# [Extracted data]
§ §
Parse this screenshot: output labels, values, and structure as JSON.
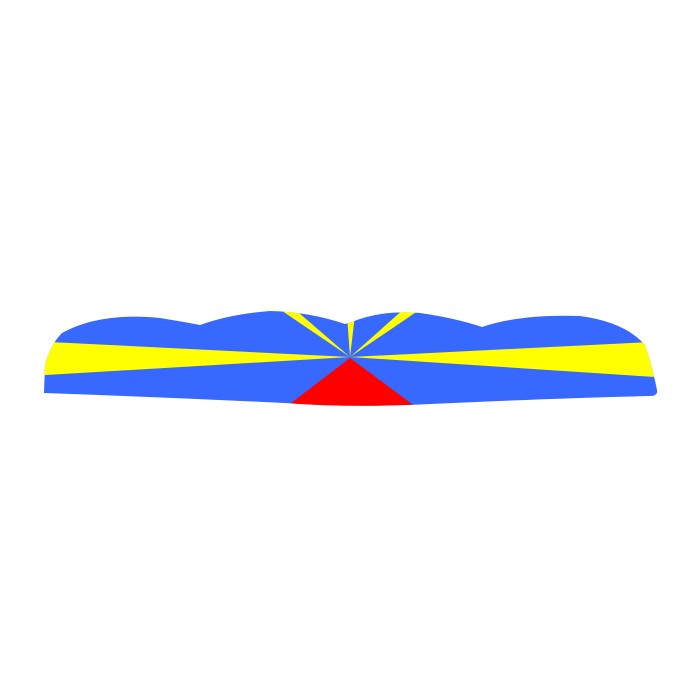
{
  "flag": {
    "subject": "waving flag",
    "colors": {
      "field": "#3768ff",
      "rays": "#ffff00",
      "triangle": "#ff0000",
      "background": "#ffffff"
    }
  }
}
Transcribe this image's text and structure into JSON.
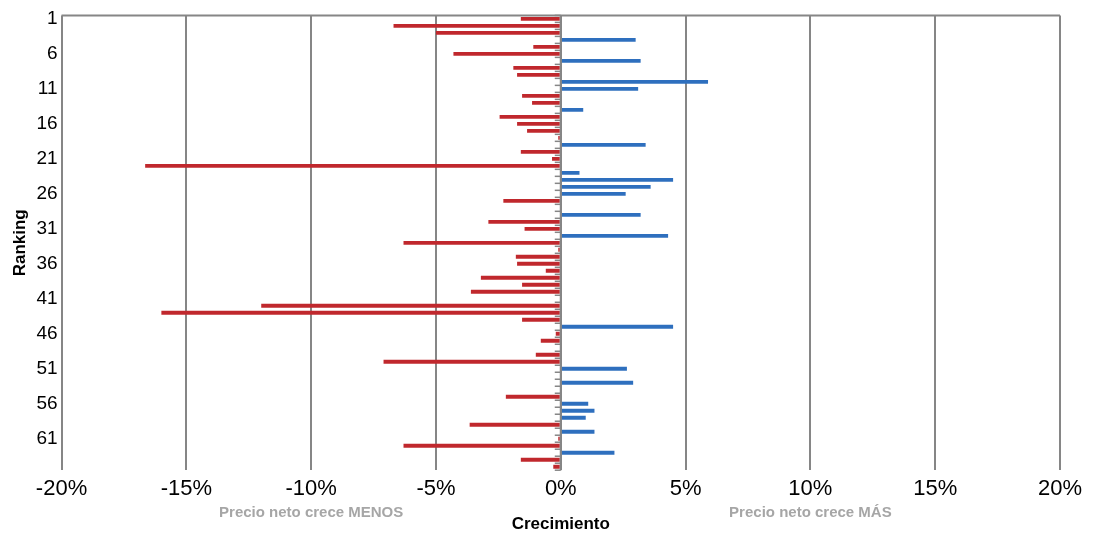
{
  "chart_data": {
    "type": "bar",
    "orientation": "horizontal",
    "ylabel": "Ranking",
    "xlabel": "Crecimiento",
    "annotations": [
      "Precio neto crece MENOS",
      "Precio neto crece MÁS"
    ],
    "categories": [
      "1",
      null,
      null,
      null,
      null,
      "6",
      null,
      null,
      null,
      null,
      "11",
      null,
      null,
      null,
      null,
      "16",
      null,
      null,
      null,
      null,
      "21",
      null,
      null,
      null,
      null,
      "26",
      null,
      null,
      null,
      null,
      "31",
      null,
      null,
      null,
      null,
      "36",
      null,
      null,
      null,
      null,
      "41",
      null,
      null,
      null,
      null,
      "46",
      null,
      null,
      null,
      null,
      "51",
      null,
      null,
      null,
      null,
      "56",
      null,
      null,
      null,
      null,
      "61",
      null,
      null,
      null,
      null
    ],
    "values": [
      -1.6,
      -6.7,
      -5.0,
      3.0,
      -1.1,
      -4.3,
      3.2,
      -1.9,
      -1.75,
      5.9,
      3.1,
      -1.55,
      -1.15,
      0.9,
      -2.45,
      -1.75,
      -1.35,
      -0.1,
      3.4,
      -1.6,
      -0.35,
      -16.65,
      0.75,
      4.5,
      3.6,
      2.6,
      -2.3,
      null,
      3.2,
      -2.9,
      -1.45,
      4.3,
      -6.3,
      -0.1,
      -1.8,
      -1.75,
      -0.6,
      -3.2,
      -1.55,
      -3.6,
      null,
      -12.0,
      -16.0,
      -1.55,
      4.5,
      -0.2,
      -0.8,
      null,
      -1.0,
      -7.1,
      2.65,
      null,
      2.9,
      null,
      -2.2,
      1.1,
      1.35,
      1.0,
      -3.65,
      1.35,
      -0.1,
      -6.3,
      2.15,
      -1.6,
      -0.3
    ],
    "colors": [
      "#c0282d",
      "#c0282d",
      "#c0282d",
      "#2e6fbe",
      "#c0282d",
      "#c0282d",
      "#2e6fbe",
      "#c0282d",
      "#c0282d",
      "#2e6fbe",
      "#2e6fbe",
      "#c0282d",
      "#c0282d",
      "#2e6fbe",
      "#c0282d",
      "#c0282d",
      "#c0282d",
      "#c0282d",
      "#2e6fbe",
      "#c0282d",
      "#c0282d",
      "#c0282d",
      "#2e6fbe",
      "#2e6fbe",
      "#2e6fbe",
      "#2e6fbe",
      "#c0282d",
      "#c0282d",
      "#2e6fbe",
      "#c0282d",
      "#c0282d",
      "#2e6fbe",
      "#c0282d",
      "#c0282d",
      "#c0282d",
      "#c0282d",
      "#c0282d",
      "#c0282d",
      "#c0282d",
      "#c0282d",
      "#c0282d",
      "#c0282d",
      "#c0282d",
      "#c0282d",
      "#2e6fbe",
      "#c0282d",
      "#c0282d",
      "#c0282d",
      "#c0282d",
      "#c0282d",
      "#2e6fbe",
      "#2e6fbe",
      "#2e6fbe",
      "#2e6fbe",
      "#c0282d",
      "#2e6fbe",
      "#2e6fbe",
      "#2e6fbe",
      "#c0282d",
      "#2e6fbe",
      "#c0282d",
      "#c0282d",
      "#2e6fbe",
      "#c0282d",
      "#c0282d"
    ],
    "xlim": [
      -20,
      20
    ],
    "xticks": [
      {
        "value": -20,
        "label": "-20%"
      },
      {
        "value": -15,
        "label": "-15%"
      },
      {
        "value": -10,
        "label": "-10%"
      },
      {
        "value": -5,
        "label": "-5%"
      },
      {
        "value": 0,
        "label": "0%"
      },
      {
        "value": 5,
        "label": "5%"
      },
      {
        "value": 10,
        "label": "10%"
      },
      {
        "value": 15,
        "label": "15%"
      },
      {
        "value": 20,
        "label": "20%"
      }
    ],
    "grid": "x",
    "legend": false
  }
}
§ §
# [Task to complete]
Look through the data and show every line containing "Precio".

# [Reply]
      "Precio neto crece MENOS",
      "Precio neto crece MÁS"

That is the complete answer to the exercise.